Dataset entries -

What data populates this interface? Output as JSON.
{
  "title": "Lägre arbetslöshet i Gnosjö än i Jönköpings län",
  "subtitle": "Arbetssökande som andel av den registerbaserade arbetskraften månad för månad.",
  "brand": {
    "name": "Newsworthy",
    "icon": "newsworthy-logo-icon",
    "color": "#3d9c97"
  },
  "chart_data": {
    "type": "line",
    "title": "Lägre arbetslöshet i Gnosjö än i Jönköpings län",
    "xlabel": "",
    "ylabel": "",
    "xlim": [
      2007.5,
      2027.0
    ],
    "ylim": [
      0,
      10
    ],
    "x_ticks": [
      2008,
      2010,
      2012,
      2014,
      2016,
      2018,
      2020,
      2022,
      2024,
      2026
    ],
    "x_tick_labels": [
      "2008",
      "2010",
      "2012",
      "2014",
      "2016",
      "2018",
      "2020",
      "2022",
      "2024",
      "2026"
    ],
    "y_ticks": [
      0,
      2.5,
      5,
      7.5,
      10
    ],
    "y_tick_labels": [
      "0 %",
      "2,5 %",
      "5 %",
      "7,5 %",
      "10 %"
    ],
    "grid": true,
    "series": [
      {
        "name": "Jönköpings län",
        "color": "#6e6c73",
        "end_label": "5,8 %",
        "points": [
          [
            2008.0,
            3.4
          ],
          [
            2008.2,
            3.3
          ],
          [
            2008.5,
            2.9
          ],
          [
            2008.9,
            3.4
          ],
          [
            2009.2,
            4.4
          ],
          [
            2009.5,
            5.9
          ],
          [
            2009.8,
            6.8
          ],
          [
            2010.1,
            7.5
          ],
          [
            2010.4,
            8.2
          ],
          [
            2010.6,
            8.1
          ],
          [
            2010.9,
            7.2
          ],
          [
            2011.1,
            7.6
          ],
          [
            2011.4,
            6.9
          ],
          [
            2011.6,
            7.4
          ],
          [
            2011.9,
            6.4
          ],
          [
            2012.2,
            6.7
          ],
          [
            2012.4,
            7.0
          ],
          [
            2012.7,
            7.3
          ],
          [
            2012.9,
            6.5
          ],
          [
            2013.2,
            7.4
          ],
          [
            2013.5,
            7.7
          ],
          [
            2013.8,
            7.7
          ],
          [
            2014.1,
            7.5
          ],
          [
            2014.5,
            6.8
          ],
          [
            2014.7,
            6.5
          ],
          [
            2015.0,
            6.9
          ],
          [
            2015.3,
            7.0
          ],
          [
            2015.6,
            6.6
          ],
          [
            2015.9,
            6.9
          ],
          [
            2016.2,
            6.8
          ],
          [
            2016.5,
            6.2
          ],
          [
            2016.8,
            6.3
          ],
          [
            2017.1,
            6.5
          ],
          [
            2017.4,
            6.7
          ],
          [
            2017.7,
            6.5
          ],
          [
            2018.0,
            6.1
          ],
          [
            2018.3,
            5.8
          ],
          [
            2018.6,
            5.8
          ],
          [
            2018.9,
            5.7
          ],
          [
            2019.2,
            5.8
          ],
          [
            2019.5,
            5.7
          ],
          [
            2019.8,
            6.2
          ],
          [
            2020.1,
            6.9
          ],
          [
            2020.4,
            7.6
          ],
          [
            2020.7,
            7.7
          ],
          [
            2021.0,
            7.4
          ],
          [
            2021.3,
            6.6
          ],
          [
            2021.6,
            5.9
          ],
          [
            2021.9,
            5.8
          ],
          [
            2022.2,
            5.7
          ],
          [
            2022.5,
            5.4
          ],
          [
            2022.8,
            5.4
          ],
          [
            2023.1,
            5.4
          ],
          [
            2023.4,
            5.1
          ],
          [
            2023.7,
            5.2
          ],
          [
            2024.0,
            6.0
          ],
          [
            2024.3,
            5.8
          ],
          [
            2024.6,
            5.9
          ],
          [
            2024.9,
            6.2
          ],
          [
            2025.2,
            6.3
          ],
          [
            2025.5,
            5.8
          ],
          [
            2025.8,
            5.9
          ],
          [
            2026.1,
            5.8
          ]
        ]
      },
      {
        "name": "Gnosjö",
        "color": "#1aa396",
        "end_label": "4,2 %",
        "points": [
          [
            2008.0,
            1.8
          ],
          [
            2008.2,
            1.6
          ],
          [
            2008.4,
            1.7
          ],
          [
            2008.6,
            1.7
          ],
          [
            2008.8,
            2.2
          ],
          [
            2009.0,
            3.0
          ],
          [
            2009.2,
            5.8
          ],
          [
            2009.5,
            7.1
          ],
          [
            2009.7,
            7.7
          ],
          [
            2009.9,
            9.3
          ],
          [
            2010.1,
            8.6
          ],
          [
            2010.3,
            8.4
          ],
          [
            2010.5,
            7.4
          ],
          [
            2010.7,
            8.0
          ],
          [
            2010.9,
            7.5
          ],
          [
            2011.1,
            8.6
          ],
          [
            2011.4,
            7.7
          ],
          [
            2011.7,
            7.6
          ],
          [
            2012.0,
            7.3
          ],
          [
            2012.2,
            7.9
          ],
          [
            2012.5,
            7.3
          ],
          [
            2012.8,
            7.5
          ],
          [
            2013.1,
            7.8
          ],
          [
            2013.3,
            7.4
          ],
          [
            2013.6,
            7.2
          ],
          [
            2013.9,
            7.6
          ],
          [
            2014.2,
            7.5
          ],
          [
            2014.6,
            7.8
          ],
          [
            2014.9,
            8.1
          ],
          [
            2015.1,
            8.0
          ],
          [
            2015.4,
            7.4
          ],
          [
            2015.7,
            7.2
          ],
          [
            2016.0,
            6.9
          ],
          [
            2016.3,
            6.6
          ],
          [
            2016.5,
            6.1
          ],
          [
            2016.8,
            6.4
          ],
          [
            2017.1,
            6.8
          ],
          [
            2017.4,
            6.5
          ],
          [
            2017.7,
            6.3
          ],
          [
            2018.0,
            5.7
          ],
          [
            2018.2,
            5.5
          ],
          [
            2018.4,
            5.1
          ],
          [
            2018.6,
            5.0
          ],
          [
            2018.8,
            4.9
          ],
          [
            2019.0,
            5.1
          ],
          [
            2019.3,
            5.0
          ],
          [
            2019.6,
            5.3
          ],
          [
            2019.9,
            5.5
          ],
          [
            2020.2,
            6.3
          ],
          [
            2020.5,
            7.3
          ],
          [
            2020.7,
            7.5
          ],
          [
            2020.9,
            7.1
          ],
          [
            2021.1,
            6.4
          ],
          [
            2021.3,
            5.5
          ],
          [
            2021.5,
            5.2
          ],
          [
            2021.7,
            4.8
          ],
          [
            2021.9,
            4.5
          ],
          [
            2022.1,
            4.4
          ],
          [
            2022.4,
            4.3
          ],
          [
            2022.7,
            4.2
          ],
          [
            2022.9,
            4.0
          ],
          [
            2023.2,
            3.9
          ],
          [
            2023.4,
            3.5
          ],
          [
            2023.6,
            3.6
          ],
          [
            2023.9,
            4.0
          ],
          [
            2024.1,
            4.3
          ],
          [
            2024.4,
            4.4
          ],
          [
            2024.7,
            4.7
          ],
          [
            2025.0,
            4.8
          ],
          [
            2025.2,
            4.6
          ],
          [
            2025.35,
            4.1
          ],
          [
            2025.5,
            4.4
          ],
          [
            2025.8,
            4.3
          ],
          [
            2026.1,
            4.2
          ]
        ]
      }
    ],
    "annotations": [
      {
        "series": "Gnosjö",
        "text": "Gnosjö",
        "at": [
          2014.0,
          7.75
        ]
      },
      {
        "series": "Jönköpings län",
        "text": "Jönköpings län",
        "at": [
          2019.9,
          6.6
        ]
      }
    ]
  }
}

The task -
The listing above must be transcribed exactly, line by line.

Full solution -
What data populates this interface? Output as JSON.
{
  "title": "Lägre arbetslöshet i Gnosjö än i Jönköpings län",
  "subtitle": "Arbetssökande som andel av den registerbaserade arbetskraften månad för månad.",
  "brand": {
    "name": "Newsworthy",
    "icon": "newsworthy-logo-icon",
    "color": "#3d9c97"
  },
  "chart_data": {
    "type": "line",
    "title": "Lägre arbetslöshet i Gnosjö än i Jönköpings län",
    "xlabel": "",
    "ylabel": "",
    "xlim": [
      2007.5,
      2027.0
    ],
    "ylim": [
      0,
      10
    ],
    "x_ticks": [
      2008,
      2010,
      2012,
      2014,
      2016,
      2018,
      2020,
      2022,
      2024,
      2026
    ],
    "x_tick_labels": [
      "2008",
      "2010",
      "2012",
      "2014",
      "2016",
      "2018",
      "2020",
      "2022",
      "2024",
      "2026"
    ],
    "y_ticks": [
      0,
      2.5,
      5,
      7.5,
      10
    ],
    "y_tick_labels": [
      "0 %",
      "2,5 %",
      "5 %",
      "7,5 %",
      "10 %"
    ],
    "grid": true,
    "series": [
      {
        "name": "Jönköpings län",
        "color": "#6e6c73",
        "end_label": "5,8 %",
        "points": [
          [
            2008.0,
            3.4
          ],
          [
            2008.2,
            3.3
          ],
          [
            2008.5,
            2.9
          ],
          [
            2008.9,
            3.4
          ],
          [
            2009.2,
            4.4
          ],
          [
            2009.5,
            5.9
          ],
          [
            2009.8,
            6.8
          ],
          [
            2010.1,
            7.5
          ],
          [
            2010.4,
            8.2
          ],
          [
            2010.6,
            8.1
          ],
          [
            2010.9,
            7.2
          ],
          [
            2011.1,
            7.6
          ],
          [
            2011.4,
            6.9
          ],
          [
            2011.6,
            7.4
          ],
          [
            2011.9,
            6.4
          ],
          [
            2012.2,
            6.7
          ],
          [
            2012.4,
            7.0
          ],
          [
            2012.7,
            7.3
          ],
          [
            2012.9,
            6.5
          ],
          [
            2013.2,
            7.4
          ],
          [
            2013.5,
            7.7
          ],
          [
            2013.8,
            7.7
          ],
          [
            2014.1,
            7.5
          ],
          [
            2014.5,
            6.8
          ],
          [
            2014.7,
            6.5
          ],
          [
            2015.0,
            6.9
          ],
          [
            2015.3,
            7.0
          ],
          [
            2015.6,
            6.6
          ],
          [
            2015.9,
            6.9
          ],
          [
            2016.2,
            6.8
          ],
          [
            2016.5,
            6.2
          ],
          [
            2016.8,
            6.3
          ],
          [
            2017.1,
            6.5
          ],
          [
            2017.4,
            6.7
          ],
          [
            2017.7,
            6.5
          ],
          [
            2018.0,
            6.1
          ],
          [
            2018.3,
            5.8
          ],
          [
            2018.6,
            5.8
          ],
          [
            2018.9,
            5.7
          ],
          [
            2019.2,
            5.8
          ],
          [
            2019.5,
            5.7
          ],
          [
            2019.8,
            6.2
          ],
          [
            2020.1,
            6.9
          ],
          [
            2020.4,
            7.6
          ],
          [
            2020.7,
            7.7
          ],
          [
            2021.0,
            7.4
          ],
          [
            2021.3,
            6.6
          ],
          [
            2021.6,
            5.9
          ],
          [
            2021.9,
            5.8
          ],
          [
            2022.2,
            5.7
          ],
          [
            2022.5,
            5.4
          ],
          [
            2022.8,
            5.4
          ],
          [
            2023.1,
            5.4
          ],
          [
            2023.4,
            5.1
          ],
          [
            2023.7,
            5.2
          ],
          [
            2024.0,
            6.0
          ],
          [
            2024.3,
            5.8
          ],
          [
            2024.6,
            5.9
          ],
          [
            2024.9,
            6.2
          ],
          [
            2025.2,
            6.3
          ],
          [
            2025.5,
            5.8
          ],
          [
            2025.8,
            5.9
          ],
          [
            2026.1,
            5.8
          ]
        ]
      },
      {
        "name": "Gnosjö",
        "color": "#1aa396",
        "end_label": "4,2 %",
        "points": [
          [
            2008.0,
            1.8
          ],
          [
            2008.2,
            1.6
          ],
          [
            2008.4,
            1.7
          ],
          [
            2008.6,
            1.7
          ],
          [
            2008.8,
            2.2
          ],
          [
            2009.0,
            3.0
          ],
          [
            2009.2,
            5.8
          ],
          [
            2009.5,
            7.1
          ],
          [
            2009.7,
            7.7
          ],
          [
            2009.9,
            9.3
          ],
          [
            2010.1,
            8.6
          ],
          [
            2010.3,
            8.4
          ],
          [
            2010.5,
            7.4
          ],
          [
            2010.7,
            8.0
          ],
          [
            2010.9,
            7.5
          ],
          [
            2011.1,
            8.6
          ],
          [
            2011.4,
            7.7
          ],
          [
            2011.7,
            7.6
          ],
          [
            2012.0,
            7.3
          ],
          [
            2012.2,
            7.9
          ],
          [
            2012.5,
            7.3
          ],
          [
            2012.8,
            7.5
          ],
          [
            2013.1,
            7.8
          ],
          [
            2013.3,
            7.4
          ],
          [
            2013.6,
            7.2
          ],
          [
            2013.9,
            7.6
          ],
          [
            2014.2,
            7.5
          ],
          [
            2014.6,
            7.8
          ],
          [
            2014.9,
            8.1
          ],
          [
            2015.1,
            8.0
          ],
          [
            2015.4,
            7.4
          ],
          [
            2015.7,
            7.2
          ],
          [
            2016.0,
            6.9
          ],
          [
            2016.3,
            6.6
          ],
          [
            2016.5,
            6.1
          ],
          [
            2016.8,
            6.4
          ],
          [
            2017.1,
            6.8
          ],
          [
            2017.4,
            6.5
          ],
          [
            2017.7,
            6.3
          ],
          [
            2018.0,
            5.7
          ],
          [
            2018.2,
            5.5
          ],
          [
            2018.4,
            5.1
          ],
          [
            2018.6,
            5.0
          ],
          [
            2018.8,
            4.9
          ],
          [
            2019.0,
            5.1
          ],
          [
            2019.3,
            5.0
          ],
          [
            2019.6,
            5.3
          ],
          [
            2019.9,
            5.5
          ],
          [
            2020.2,
            6.3
          ],
          [
            2020.5,
            7.3
          ],
          [
            2020.7,
            7.5
          ],
          [
            2020.9,
            7.1
          ],
          [
            2021.1,
            6.4
          ],
          [
            2021.3,
            5.5
          ],
          [
            2021.5,
            5.2
          ],
          [
            2021.7,
            4.8
          ],
          [
            2021.9,
            4.5
          ],
          [
            2022.1,
            4.4
          ],
          [
            2022.4,
            4.3
          ],
          [
            2022.7,
            4.2
          ],
          [
            2022.9,
            4.0
          ],
          [
            2023.2,
            3.9
          ],
          [
            2023.4,
            3.5
          ],
          [
            2023.6,
            3.6
          ],
          [
            2023.9,
            4.0
          ],
          [
            2024.1,
            4.3
          ],
          [
            2024.4,
            4.4
          ],
          [
            2024.7,
            4.7
          ],
          [
            2025.0,
            4.8
          ],
          [
            2025.2,
            4.6
          ],
          [
            2025.35,
            4.1
          ],
          [
            2025.5,
            4.4
          ],
          [
            2025.8,
            4.3
          ],
          [
            2026.1,
            4.2
          ]
        ]
      }
    ],
    "annotations": [
      {
        "series": "Gnosjö",
        "text": "Gnosjö",
        "at": [
          2014.0,
          7.75
        ]
      },
      {
        "series": "Jönköpings län",
        "text": "Jönköpings län",
        "at": [
          2019.9,
          6.6
        ]
      }
    ]
  }
}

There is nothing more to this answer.